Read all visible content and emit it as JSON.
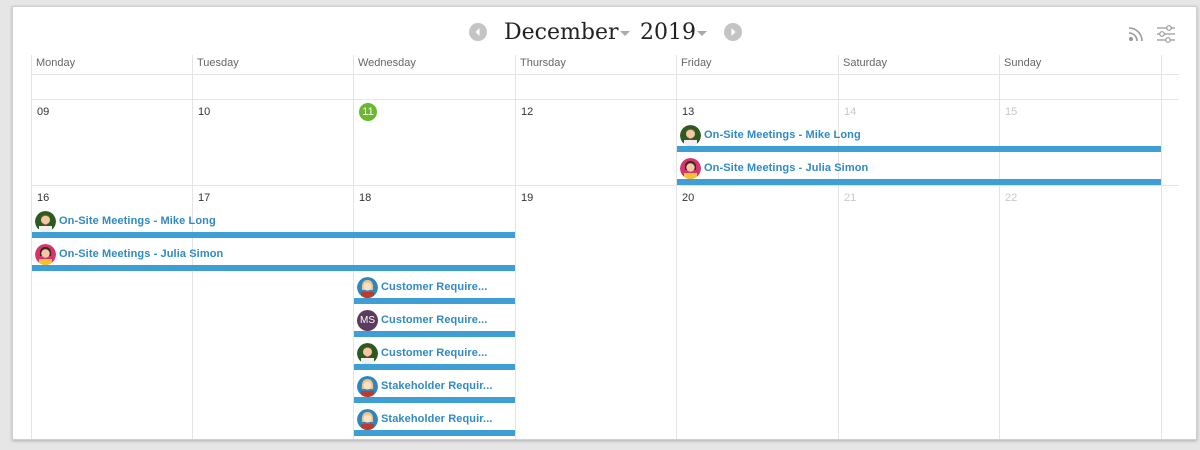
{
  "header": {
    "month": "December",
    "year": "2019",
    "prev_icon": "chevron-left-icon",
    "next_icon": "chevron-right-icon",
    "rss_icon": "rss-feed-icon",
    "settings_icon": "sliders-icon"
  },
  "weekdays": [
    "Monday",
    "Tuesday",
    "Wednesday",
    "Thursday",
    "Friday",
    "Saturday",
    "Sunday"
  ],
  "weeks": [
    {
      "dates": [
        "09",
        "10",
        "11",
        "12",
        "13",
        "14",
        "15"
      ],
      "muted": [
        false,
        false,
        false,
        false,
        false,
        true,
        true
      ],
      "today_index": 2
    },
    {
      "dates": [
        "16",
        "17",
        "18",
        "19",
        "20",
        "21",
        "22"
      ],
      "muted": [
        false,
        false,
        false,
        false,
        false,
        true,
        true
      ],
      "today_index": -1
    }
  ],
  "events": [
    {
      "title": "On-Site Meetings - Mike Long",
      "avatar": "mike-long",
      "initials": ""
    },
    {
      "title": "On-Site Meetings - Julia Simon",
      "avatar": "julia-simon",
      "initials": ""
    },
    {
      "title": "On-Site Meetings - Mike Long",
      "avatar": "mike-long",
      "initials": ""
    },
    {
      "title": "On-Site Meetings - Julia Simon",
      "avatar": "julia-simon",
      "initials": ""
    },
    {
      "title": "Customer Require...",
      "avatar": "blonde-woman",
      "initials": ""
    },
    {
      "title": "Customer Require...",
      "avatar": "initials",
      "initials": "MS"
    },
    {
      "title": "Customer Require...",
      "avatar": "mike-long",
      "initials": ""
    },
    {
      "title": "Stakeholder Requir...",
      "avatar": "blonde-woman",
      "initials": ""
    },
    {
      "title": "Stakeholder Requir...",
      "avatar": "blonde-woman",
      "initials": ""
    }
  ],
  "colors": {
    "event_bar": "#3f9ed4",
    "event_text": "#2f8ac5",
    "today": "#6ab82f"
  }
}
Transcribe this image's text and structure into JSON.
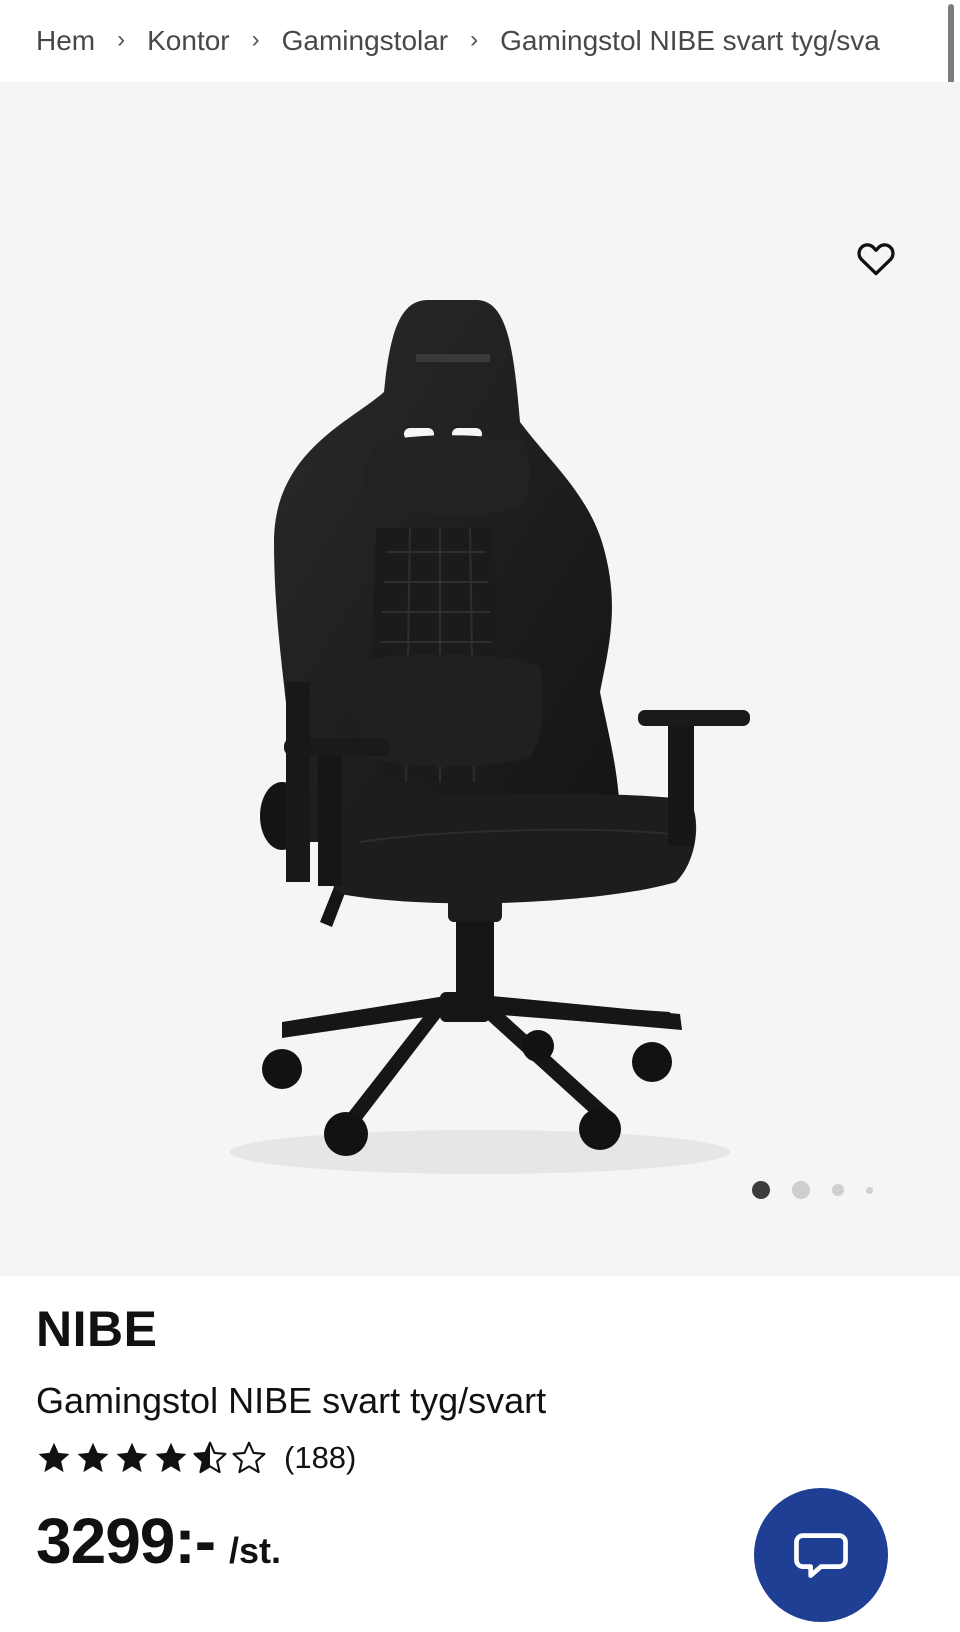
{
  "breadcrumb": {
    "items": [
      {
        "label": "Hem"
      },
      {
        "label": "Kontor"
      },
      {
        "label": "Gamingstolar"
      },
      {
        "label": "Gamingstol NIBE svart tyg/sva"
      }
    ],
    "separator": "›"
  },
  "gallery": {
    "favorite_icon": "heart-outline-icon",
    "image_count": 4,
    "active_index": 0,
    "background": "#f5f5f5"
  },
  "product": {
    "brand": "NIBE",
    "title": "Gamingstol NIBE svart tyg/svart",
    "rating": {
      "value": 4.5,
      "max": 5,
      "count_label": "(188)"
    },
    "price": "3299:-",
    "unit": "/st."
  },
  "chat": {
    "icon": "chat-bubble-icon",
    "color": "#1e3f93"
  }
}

——

Gather up, from the records above, each line where the word "JSON" appears.

**EXPECTED ANSWER**.
Read all visible content and emit it as JSON.
Transcribe this image's text and structure into JSON.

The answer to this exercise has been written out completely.